**Aim:**
Convert every row below into a JSON list of strings, with one string per line. Leave out blank lines and the picture.

**Dataset:**
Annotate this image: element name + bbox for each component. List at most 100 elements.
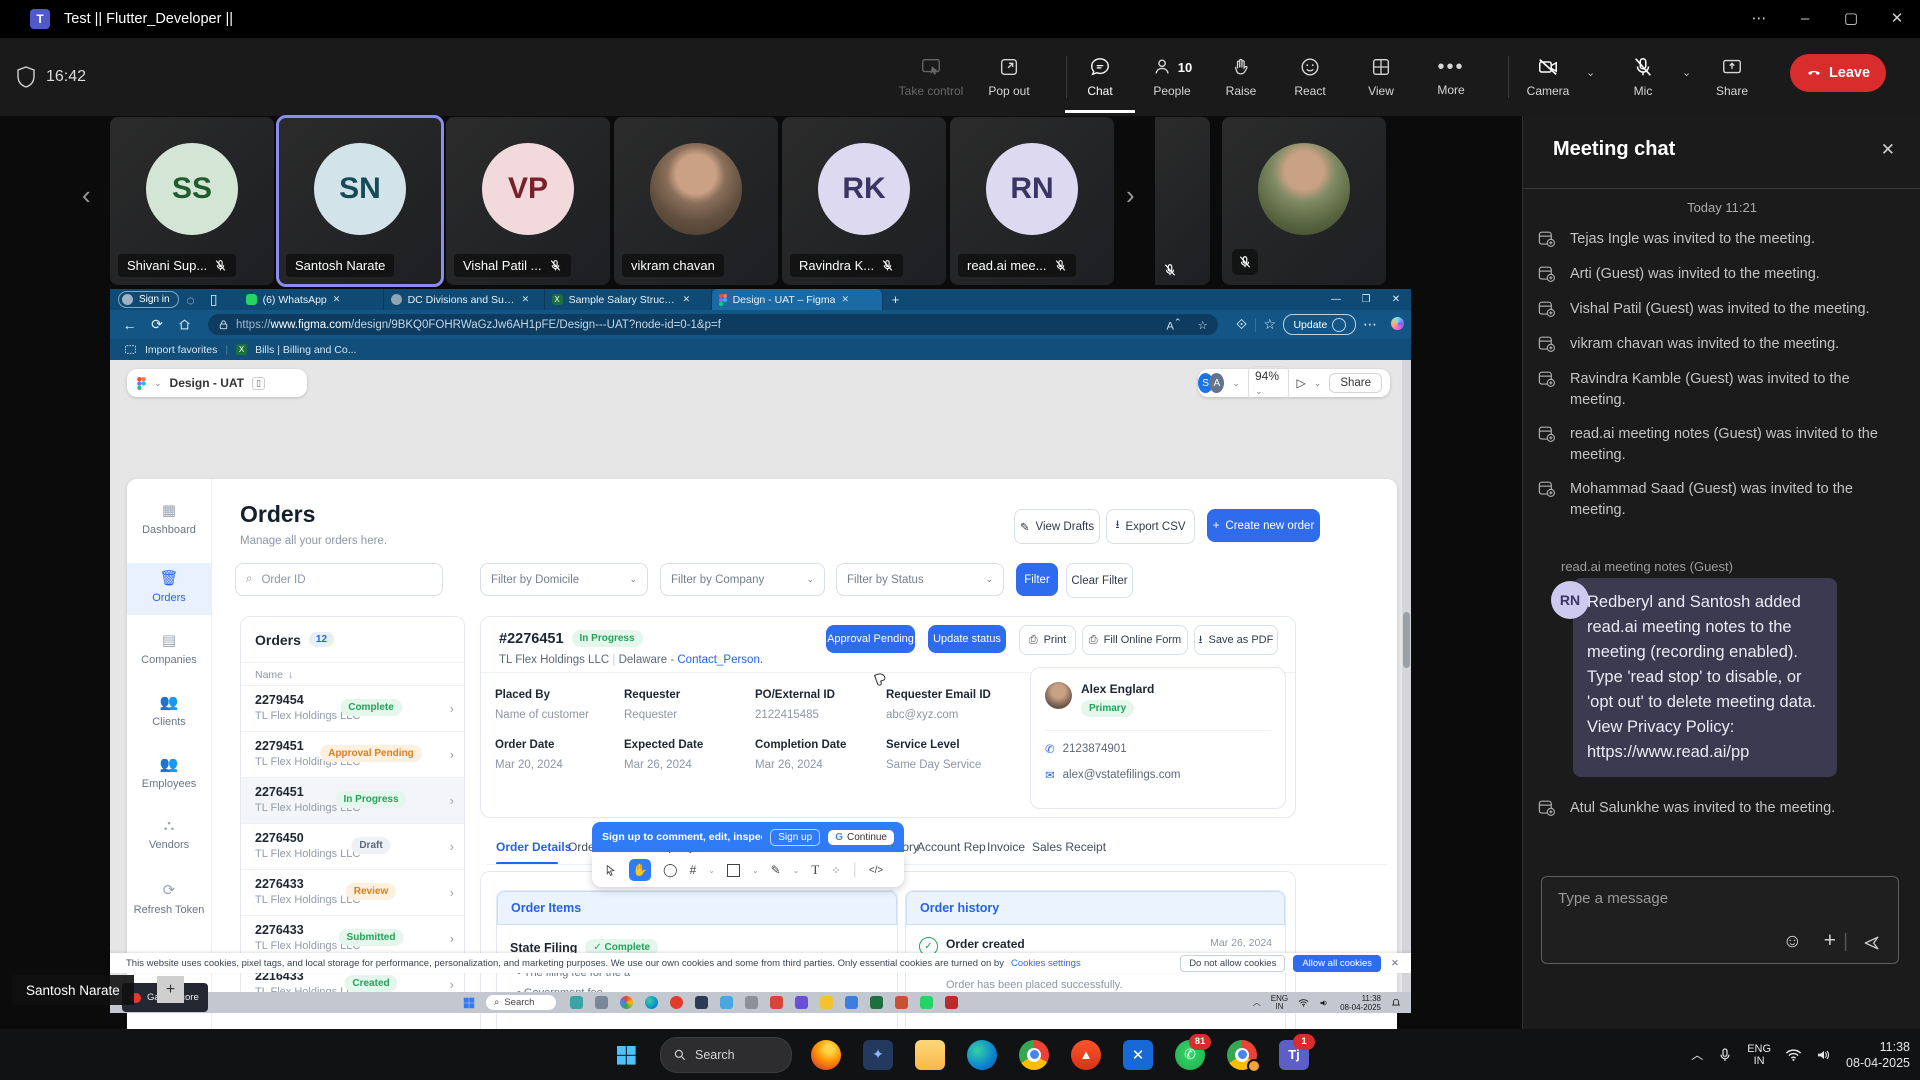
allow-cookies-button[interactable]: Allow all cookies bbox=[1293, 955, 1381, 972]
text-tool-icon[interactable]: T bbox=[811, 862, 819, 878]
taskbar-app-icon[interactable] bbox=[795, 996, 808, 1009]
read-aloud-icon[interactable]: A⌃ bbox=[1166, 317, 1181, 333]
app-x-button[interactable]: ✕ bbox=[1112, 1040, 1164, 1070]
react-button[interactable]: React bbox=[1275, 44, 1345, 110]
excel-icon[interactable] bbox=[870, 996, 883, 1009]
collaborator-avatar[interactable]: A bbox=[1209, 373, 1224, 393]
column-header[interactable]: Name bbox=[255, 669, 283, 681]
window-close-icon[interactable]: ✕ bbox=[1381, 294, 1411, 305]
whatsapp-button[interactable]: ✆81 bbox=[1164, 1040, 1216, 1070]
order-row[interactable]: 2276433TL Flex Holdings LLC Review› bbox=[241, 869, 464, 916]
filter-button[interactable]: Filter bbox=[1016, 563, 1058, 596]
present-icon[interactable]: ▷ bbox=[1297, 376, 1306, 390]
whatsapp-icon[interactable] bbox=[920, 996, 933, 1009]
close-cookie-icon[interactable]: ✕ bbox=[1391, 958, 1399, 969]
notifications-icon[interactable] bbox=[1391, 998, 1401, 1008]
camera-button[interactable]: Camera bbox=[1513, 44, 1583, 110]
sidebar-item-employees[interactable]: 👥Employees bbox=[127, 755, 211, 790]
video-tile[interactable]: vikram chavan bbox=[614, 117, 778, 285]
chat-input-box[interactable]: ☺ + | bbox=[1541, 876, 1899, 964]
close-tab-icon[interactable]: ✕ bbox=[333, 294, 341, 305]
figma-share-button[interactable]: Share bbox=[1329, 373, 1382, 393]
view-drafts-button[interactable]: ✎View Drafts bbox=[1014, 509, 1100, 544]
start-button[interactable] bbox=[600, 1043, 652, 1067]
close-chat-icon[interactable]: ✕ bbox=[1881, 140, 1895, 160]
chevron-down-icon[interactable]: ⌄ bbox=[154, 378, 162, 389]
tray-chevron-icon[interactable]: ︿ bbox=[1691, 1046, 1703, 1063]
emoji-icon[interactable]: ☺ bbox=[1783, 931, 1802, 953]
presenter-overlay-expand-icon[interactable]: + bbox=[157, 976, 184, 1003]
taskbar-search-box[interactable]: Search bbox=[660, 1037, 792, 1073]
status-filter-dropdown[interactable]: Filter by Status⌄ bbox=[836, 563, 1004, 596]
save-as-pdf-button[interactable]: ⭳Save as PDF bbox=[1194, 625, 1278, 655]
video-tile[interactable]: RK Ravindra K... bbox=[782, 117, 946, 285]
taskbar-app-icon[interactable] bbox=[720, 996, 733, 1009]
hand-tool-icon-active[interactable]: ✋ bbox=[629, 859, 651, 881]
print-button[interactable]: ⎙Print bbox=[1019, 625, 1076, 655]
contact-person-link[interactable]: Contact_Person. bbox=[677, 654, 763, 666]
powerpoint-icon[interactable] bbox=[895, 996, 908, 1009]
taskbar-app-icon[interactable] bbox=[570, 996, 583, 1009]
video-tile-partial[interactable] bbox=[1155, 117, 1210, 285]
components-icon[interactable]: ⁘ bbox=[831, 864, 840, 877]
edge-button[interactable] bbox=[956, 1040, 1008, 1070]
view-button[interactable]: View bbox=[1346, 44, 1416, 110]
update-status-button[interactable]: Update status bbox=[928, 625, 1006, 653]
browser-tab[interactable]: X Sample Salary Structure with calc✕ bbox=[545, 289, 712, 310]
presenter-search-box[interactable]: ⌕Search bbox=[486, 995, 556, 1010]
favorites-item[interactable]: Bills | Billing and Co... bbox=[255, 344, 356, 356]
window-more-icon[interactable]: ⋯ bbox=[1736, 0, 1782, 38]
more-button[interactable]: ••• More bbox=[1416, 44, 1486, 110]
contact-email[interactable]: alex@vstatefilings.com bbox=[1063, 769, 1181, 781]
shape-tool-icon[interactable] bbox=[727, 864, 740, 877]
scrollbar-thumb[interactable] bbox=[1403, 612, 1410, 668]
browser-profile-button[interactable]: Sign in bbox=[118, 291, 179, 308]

**Response:**
[
  "Annotate this image: element name + bbox for each component. List at most 100 elements.",
  "allow-cookies-button[interactable]: Allow all cookies bbox=[1293, 955, 1381, 972]",
  "text-tool-icon[interactable]: T bbox=[811, 862, 819, 878]",
  "taskbar-app-icon[interactable] bbox=[795, 996, 808, 1009]",
  "read-aloud-icon[interactable]: A⌃ bbox=[1166, 317, 1181, 333]",
  "app-x-button[interactable]: ✕ bbox=[1112, 1040, 1164, 1070]",
  "react-button[interactable]: React bbox=[1275, 44, 1345, 110]",
  "excel-icon[interactable] bbox=[870, 996, 883, 1009]",
  "collaborator-avatar[interactable]: A bbox=[1209, 373, 1224, 393]",
  "column-header[interactable]: Name bbox=[255, 669, 283, 681]",
  "window-close-icon[interactable]: ✕ bbox=[1381, 294, 1411, 305]",
  "whatsapp-button[interactable]: ✆81 bbox=[1164, 1040, 1216, 1070]",
  "order-row[interactable]: 2276433TL Flex Holdings LLC Review› bbox=[241, 869, 464, 916]",
  "filter-button[interactable]: Filter bbox=[1016, 563, 1058, 596]",
  "present-icon[interactable]: ▷ bbox=[1297, 376, 1306, 390]",
  "whatsapp-icon[interactable] bbox=[920, 996, 933, 1009]",
  "close-cookie-icon[interactable]: ✕ bbox=[1391, 958, 1399, 969]",
  "notifications-icon[interactable] bbox=[1391, 998, 1401, 1008]",
  "camera-button[interactable]: Camera bbox=[1513, 44, 1583, 110]",
  "sidebar-item-employees[interactable]: 👥Employees bbox=[127, 755, 211, 790]",
  "video-tile[interactable]: vikram chavan bbox=[614, 117, 778, 285]",
  "chat-input-box[interactable]: ☺ + | bbox=[1541, 876, 1899, 964]",
  "close-tab-icon[interactable]: ✕ bbox=[333, 294, 341, 305]",
  "figma-share-button[interactable]: Share bbox=[1329, 373, 1382, 393]",
  "view-drafts-button[interactable]: ✎View Drafts bbox=[1014, 509, 1100, 544]",
  "start-button[interactable] bbox=[600, 1043, 652, 1067]",
  "close-chat-icon[interactable]: ✕ bbox=[1881, 140, 1895, 160]",
  "chevron-down-icon[interactable]: ⌄ bbox=[154, 378, 162, 389]",
  "tray-chevron-icon[interactable]: ︿ bbox=[1691, 1046, 1703, 1063]",
  "emoji-icon[interactable]: ☺ bbox=[1783, 931, 1802, 953]",
  "presenter-overlay-expand-icon[interactable]: + bbox=[157, 976, 184, 1003]",
  "taskbar-search-box[interactable]: Search bbox=[660, 1037, 792, 1073]",
  "status-filter-dropdown[interactable]: Filter by Status⌄ bbox=[836, 563, 1004, 596]",
  "save-as-pdf-button[interactable]: ⭳Save as PDF bbox=[1194, 625, 1278, 655]",
  "video-tile[interactable]: RK Ravindra K... bbox=[782, 117, 946, 285]",
  "taskbar-app-icon[interactable] bbox=[720, 996, 733, 1009]",
  "hand-tool-icon-active[interactable]: ✋ bbox=[629, 859, 651, 881]",
  "print-button[interactable]: ⎙Print bbox=[1019, 625, 1076, 655]",
  "contact-person-link[interactable]: Contact_Person. bbox=[677, 654, 763, 666]",
  "powerpoint-icon[interactable] bbox=[895, 996, 908, 1009]",
  "taskbar-app-icon[interactable] bbox=[570, 996, 583, 1009]",
  "video-tile-partial[interactable] bbox=[1155, 117, 1210, 285]",
  "components-icon[interactable]: ⁘ bbox=[831, 864, 840, 877]",
  "edge-button[interactable] bbox=[956, 1040, 1008, 1070]",
  "view-button[interactable]: View bbox=[1346, 44, 1416, 110]",
  "update-status-button[interactable]: Update status bbox=[928, 625, 1006, 653]",
  "browser-tab[interactable]: X Sample Salary Structure with calc✕ bbox=[545, 289, 712, 310]",
  "presenter-search-box[interactable]: ⌕Search bbox=[486, 995, 556, 1010]",
  "favorites-item[interactable]: Bills | Billing and Co... bbox=[255, 344, 356, 356]",
  "window-more-icon[interactable]: ⋯ bbox=[1736, 0, 1782, 38]",
  "more-button[interactable]: ••• More bbox=[1416, 44, 1486, 110]",
  "contact-email[interactable]: alex@vstatefilings.com bbox=[1063, 769, 1181, 781]",
  "shape-tool-icon[interactable] bbox=[727, 864, 740, 877]",
  "scrollbar-thumb[interactable] bbox=[1403, 612, 1410, 668]",
  "browser-profile-button[interactable]: Sign in bbox=[118, 291, 179, 308]"
]